What this task involves: Omit the images, then print each record below exactly as it reads.

Data tied to figure images:
+--
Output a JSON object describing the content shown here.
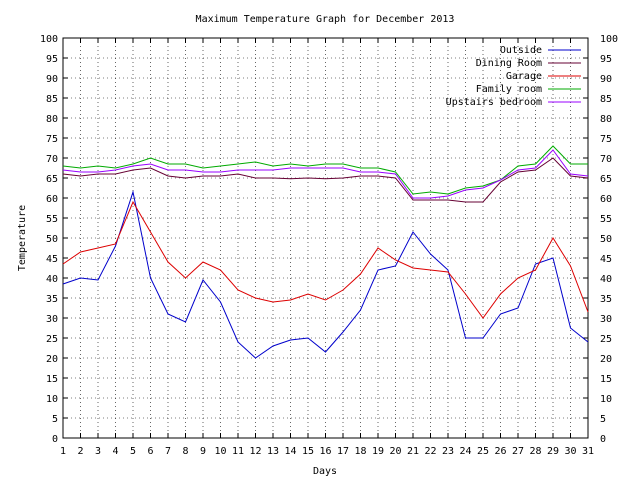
{
  "chart_data": {
    "type": "line",
    "title": "Maximum Temperature Graph for December 2013",
    "xlabel": "Days",
    "ylabel": "Temperature",
    "xlim": [
      1,
      31
    ],
    "ylim": [
      0,
      100
    ],
    "x_ticks": [
      1,
      2,
      3,
      4,
      5,
      6,
      7,
      8,
      9,
      10,
      11,
      12,
      13,
      14,
      15,
      16,
      17,
      18,
      19,
      20,
      21,
      22,
      23,
      24,
      25,
      26,
      27,
      28,
      29,
      30,
      31
    ],
    "y_ticks": [
      0,
      5,
      10,
      15,
      20,
      25,
      30,
      35,
      40,
      45,
      50,
      55,
      60,
      65,
      70,
      75,
      80,
      85,
      90,
      95,
      100
    ],
    "grid": true,
    "y_axis_mirrored_right": true,
    "legend_position": "top-right",
    "x": [
      1,
      2,
      3,
      4,
      5,
      6,
      7,
      8,
      9,
      10,
      11,
      12,
      13,
      14,
      15,
      16,
      17,
      18,
      19,
      20,
      21,
      22,
      23,
      24,
      25,
      26,
      27,
      28,
      29,
      30,
      31
    ],
    "series": [
      {
        "name": "Outside",
        "color": "#0000cc",
        "values": [
          38.5,
          40,
          39.5,
          48,
          61.5,
          40,
          31,
          29,
          39.5,
          34,
          24,
          20,
          23,
          24.5,
          25,
          21.5,
          26.5,
          32,
          42,
          43,
          51.5,
          46,
          42,
          25,
          25,
          31,
          32.5,
          43.5,
          45,
          27.5,
          24
        ]
      },
      {
        "name": "Dining Room",
        "color": "#660033",
        "values": [
          66,
          65.5,
          66,
          66,
          67,
          67.5,
          65.5,
          65,
          65.5,
          65.5,
          66,
          65,
          65,
          64.8,
          65,
          64.8,
          65,
          65.5,
          65.5,
          65,
          59.5,
          59.5,
          59.5,
          59,
          59,
          64,
          66.5,
          67,
          70,
          65.5,
          65
        ]
      },
      {
        "name": "Garage",
        "color": "#dd0000",
        "values": [
          43.5,
          46.5,
          47.5,
          48.5,
          59,
          51.5,
          44,
          40,
          44,
          42,
          37,
          35,
          34,
          34.5,
          36,
          34.5,
          37,
          41,
          47.5,
          44.5,
          42.5,
          42,
          41.5,
          36,
          30,
          36,
          40,
          42,
          50,
          43,
          31.5
        ]
      },
      {
        "name": "Family room",
        "color": "#00aa00",
        "values": [
          68,
          67.5,
          68,
          67.5,
          68.5,
          70,
          68.5,
          68.5,
          67.5,
          68,
          68.5,
          69,
          68,
          68.5,
          68,
          68.5,
          68.5,
          67.5,
          67.5,
          66.5,
          61,
          61.5,
          61,
          62.5,
          63,
          64.5,
          68,
          68.5,
          73,
          68.5,
          68.5
        ]
      },
      {
        "name": "Upstairs bedroom",
        "color": "#9900ff",
        "values": [
          67,
          66.5,
          66.5,
          67,
          68,
          68.5,
          67,
          67,
          66.5,
          66.5,
          67,
          67,
          67,
          67.5,
          67.5,
          67.5,
          67.5,
          66.5,
          66.5,
          66,
          60,
          60,
          60.5,
          62,
          62.5,
          64.5,
          67,
          67.5,
          72,
          66,
          65.5
        ]
      }
    ]
  }
}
+--
Correct output:
Output a JSON object describing the content shown here.
{
  "chart_data": {
    "type": "line",
    "title": "Maximum Temperature Graph for December 2013",
    "xlabel": "Days",
    "ylabel": "Temperature",
    "xlim": [
      1,
      31
    ],
    "ylim": [
      0,
      100
    ],
    "x_ticks": [
      1,
      2,
      3,
      4,
      5,
      6,
      7,
      8,
      9,
      10,
      11,
      12,
      13,
      14,
      15,
      16,
      17,
      18,
      19,
      20,
      21,
      22,
      23,
      24,
      25,
      26,
      27,
      28,
      29,
      30,
      31
    ],
    "y_ticks": [
      0,
      5,
      10,
      15,
      20,
      25,
      30,
      35,
      40,
      45,
      50,
      55,
      60,
      65,
      70,
      75,
      80,
      85,
      90,
      95,
      100
    ],
    "grid": true,
    "y_axis_mirrored_right": true,
    "legend_position": "top-right",
    "x": [
      1,
      2,
      3,
      4,
      5,
      6,
      7,
      8,
      9,
      10,
      11,
      12,
      13,
      14,
      15,
      16,
      17,
      18,
      19,
      20,
      21,
      22,
      23,
      24,
      25,
      26,
      27,
      28,
      29,
      30,
      31
    ],
    "series": [
      {
        "name": "Outside",
        "color": "#0000cc",
        "values": [
          38.5,
          40,
          39.5,
          48,
          61.5,
          40,
          31,
          29,
          39.5,
          34,
          24,
          20,
          23,
          24.5,
          25,
          21.5,
          26.5,
          32,
          42,
          43,
          51.5,
          46,
          42,
          25,
          25,
          31,
          32.5,
          43.5,
          45,
          27.5,
          24
        ]
      },
      {
        "name": "Dining Room",
        "color": "#660033",
        "values": [
          66,
          65.5,
          66,
          66,
          67,
          67.5,
          65.5,
          65,
          65.5,
          65.5,
          66,
          65,
          65,
          64.8,
          65,
          64.8,
          65,
          65.5,
          65.5,
          65,
          59.5,
          59.5,
          59.5,
          59,
          59,
          64,
          66.5,
          67,
          70,
          65.5,
          65
        ]
      },
      {
        "name": "Garage",
        "color": "#dd0000",
        "values": [
          43.5,
          46.5,
          47.5,
          48.5,
          59,
          51.5,
          44,
          40,
          44,
          42,
          37,
          35,
          34,
          34.5,
          36,
          34.5,
          37,
          41,
          47.5,
          44.5,
          42.5,
          42,
          41.5,
          36,
          30,
          36,
          40,
          42,
          50,
          43,
          31.5
        ]
      },
      {
        "name": "Family room",
        "color": "#00aa00",
        "values": [
          68,
          67.5,
          68,
          67.5,
          68.5,
          70,
          68.5,
          68.5,
          67.5,
          68,
          68.5,
          69,
          68,
          68.5,
          68,
          68.5,
          68.5,
          67.5,
          67.5,
          66.5,
          61,
          61.5,
          61,
          62.5,
          63,
          64.5,
          68,
          68.5,
          73,
          68.5,
          68.5
        ]
      },
      {
        "name": "Upstairs bedroom",
        "color": "#9900ff",
        "values": [
          67,
          66.5,
          66.5,
          67,
          68,
          68.5,
          67,
          67,
          66.5,
          66.5,
          67,
          67,
          67,
          67.5,
          67.5,
          67.5,
          67.5,
          66.5,
          66.5,
          66,
          60,
          60,
          60.5,
          62,
          62.5,
          64.5,
          67,
          67.5,
          72,
          66,
          65.5
        ]
      }
    ]
  }
}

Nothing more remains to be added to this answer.